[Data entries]
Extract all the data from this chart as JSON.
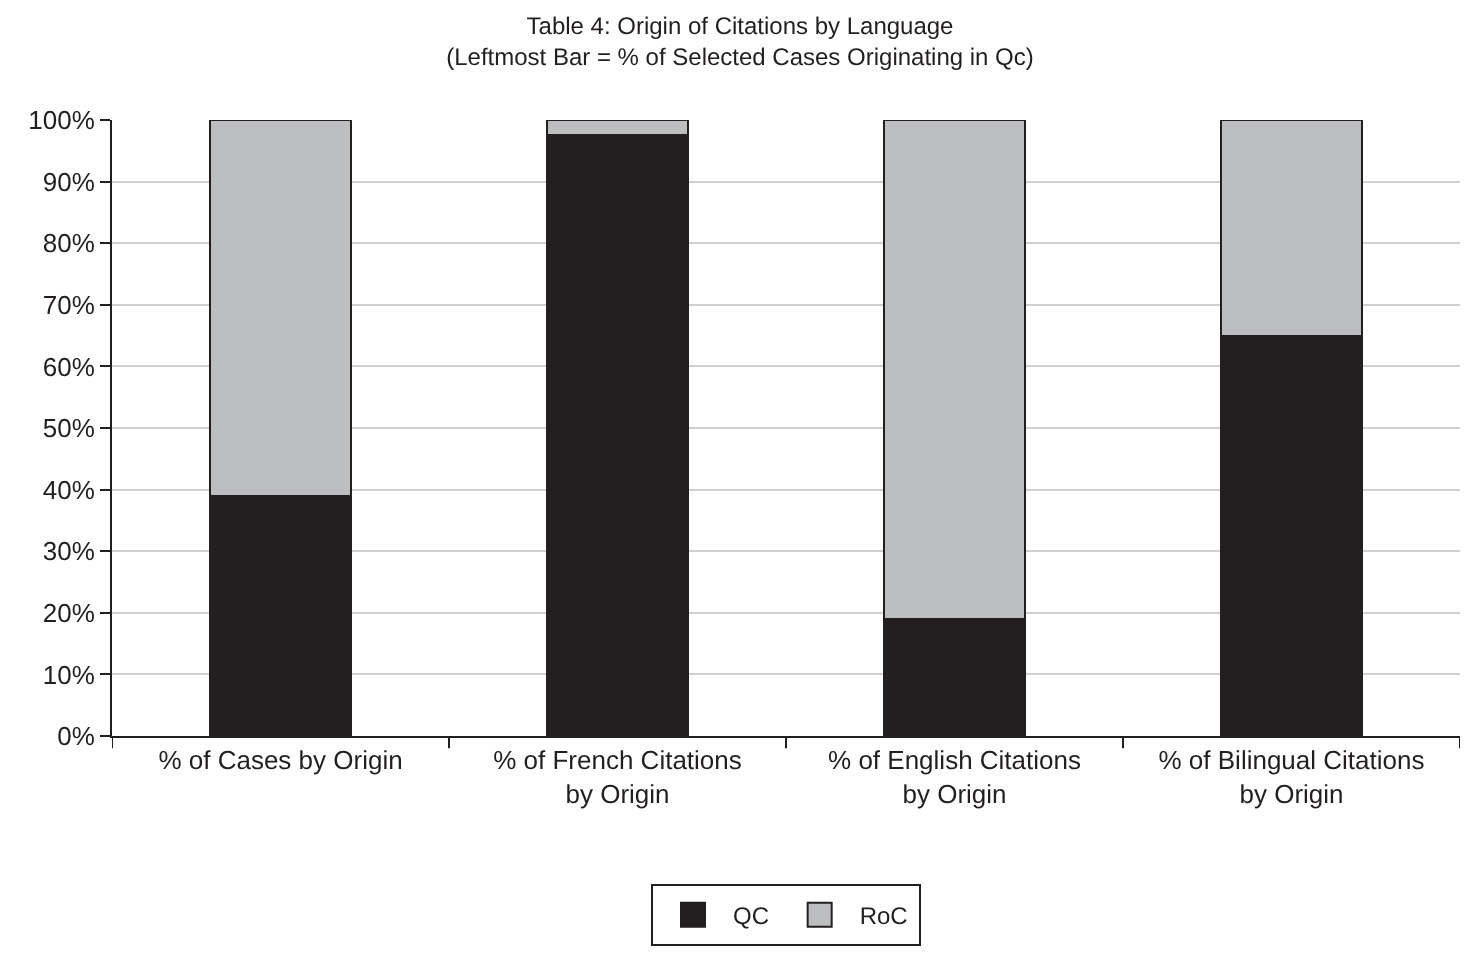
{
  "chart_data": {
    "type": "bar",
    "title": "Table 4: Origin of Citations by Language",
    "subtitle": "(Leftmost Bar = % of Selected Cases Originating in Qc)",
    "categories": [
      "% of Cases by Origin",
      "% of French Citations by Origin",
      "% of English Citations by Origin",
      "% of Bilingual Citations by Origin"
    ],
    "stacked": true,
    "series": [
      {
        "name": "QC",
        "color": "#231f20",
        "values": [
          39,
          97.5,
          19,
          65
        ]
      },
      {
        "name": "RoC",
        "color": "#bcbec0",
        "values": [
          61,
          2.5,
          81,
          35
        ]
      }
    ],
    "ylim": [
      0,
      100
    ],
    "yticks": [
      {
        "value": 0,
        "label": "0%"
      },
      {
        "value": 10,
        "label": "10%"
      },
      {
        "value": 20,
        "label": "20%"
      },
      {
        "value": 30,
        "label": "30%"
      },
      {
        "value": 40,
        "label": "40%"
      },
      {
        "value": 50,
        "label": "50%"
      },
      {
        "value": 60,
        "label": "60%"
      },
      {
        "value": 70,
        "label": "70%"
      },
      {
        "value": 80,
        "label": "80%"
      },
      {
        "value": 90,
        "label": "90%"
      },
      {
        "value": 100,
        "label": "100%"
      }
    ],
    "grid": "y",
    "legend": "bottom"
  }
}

- **What you have to do**
Gather each line in these records that contains the string "Citations".

- **Exercise output**
    "title": "Table 4: Origin of Citations by Language",
      "% of French Citations by Origin",
      "% of English Citations by Origin",
      "% of Bilingual Citations by Origin"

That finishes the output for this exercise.